• YOUR OBJECTIVE
Output all entries verbatim. Skip pictures.

• MATERIALS PROVIDED
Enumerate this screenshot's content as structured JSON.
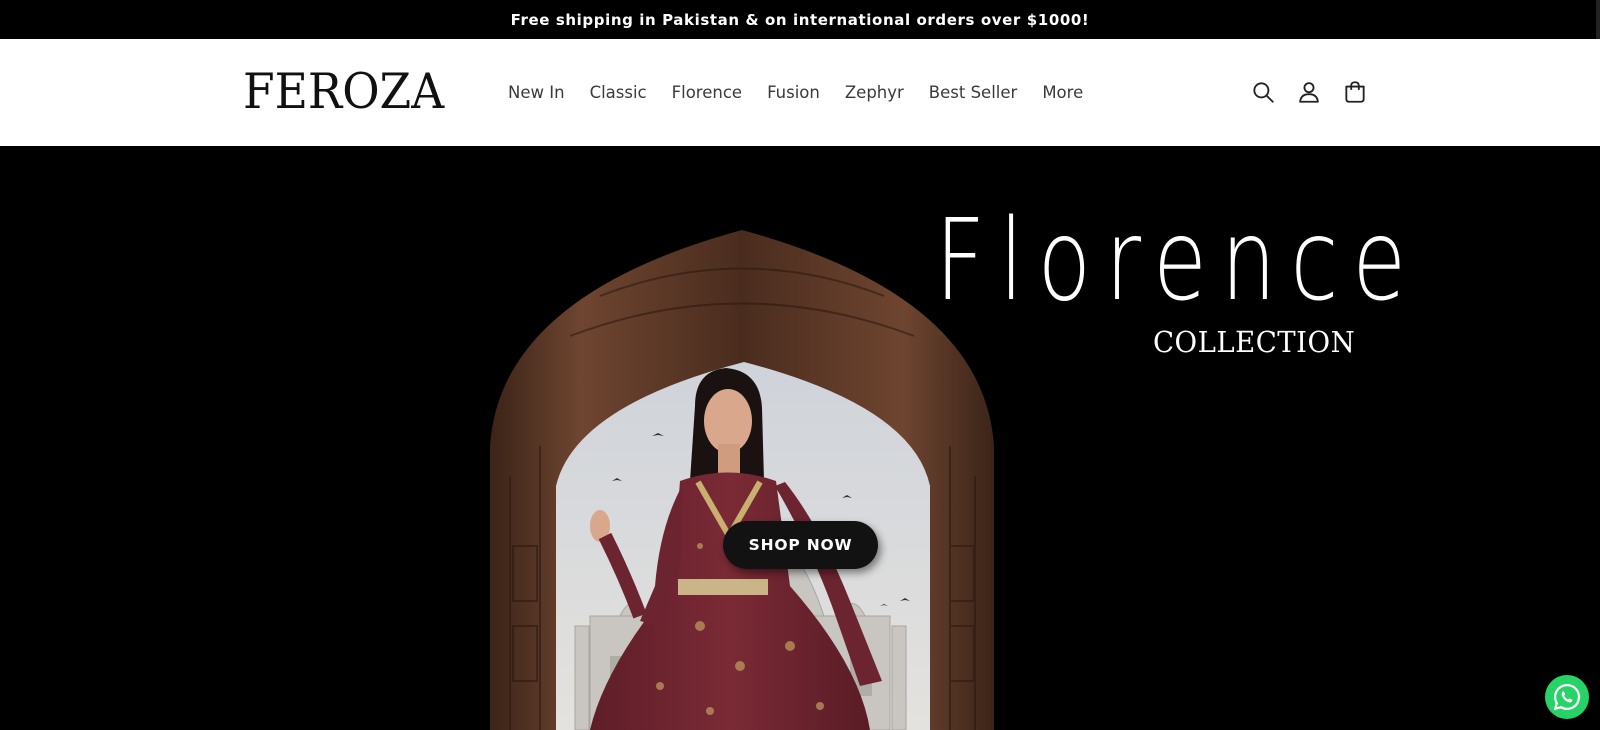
{
  "announcement": {
    "text": "Free shipping in Pakistan & on international orders over $1000!"
  },
  "header": {
    "logo_text": "FEROZA",
    "nav": [
      {
        "label": "New In"
      },
      {
        "label": "Classic"
      },
      {
        "label": "Florence"
      },
      {
        "label": "Fusion"
      },
      {
        "label": "Zephyr"
      },
      {
        "label": "Best Seller"
      },
      {
        "label": "More"
      }
    ],
    "icons": {
      "search": "search-icon",
      "account": "account-icon",
      "cart": "cart-icon"
    }
  },
  "hero": {
    "title": "Florence",
    "subtitle": "COLLECTION",
    "cta_label": "SHOP NOW",
    "image": "woman-in-maroon-dress-taj-mahal-arch"
  },
  "floating": {
    "whatsapp_icon": "whatsapp-icon"
  },
  "colors": {
    "background": "#000000",
    "header": "#ffffff",
    "button": "#121212",
    "whatsapp": "#25D366",
    "dress": "#7a2a35"
  }
}
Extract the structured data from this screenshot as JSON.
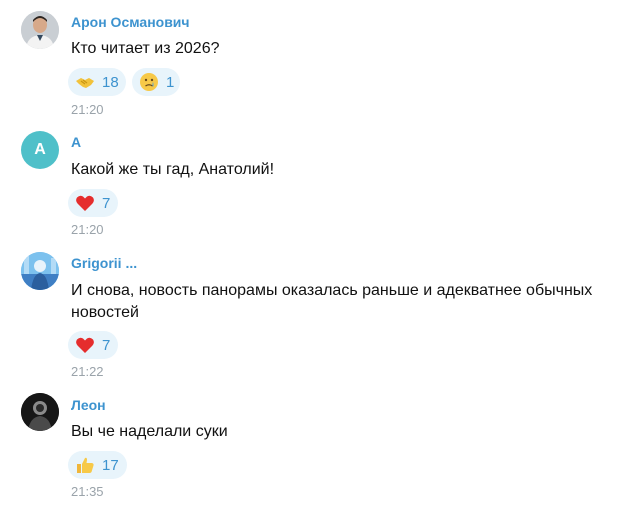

• OUTPUT OF THE TASK
Enumerate this screenshot's content as structured JSON.
{
  "announcement": {
    "text": "Free shipping in Pakistan & on international orders over $1000!"
  },
  "header": {
    "logo_text": "FEROZA",
    "nav": [
      {
        "label": "New In"
      },
      {
        "label": "Classic"
      },
      {
        "label": "Florence"
      },
      {
        "label": "Fusion"
      },
      {
        "label": "Zephyr"
      },
      {
        "label": "Best Seller"
      },
      {
        "label": "More"
      }
    ],
    "icons": {
      "search": "search-icon",
      "account": "account-icon",
      "cart": "cart-icon"
    }
  },
  "hero": {
    "title": "Florence",
    "subtitle": "COLLECTION",
    "cta_label": "SHOP NOW",
    "image": "woman-in-maroon-dress-taj-mahal-arch"
  },
  "floating": {
    "whatsapp_icon": "whatsapp-icon"
  },
  "colors": {
    "background": "#000000",
    "header": "#ffffff",
    "button": "#121212",
    "whatsapp": "#25D366",
    "dress": "#7a2a35"
  }
}
Extract the structured data from this screenshot as JSON.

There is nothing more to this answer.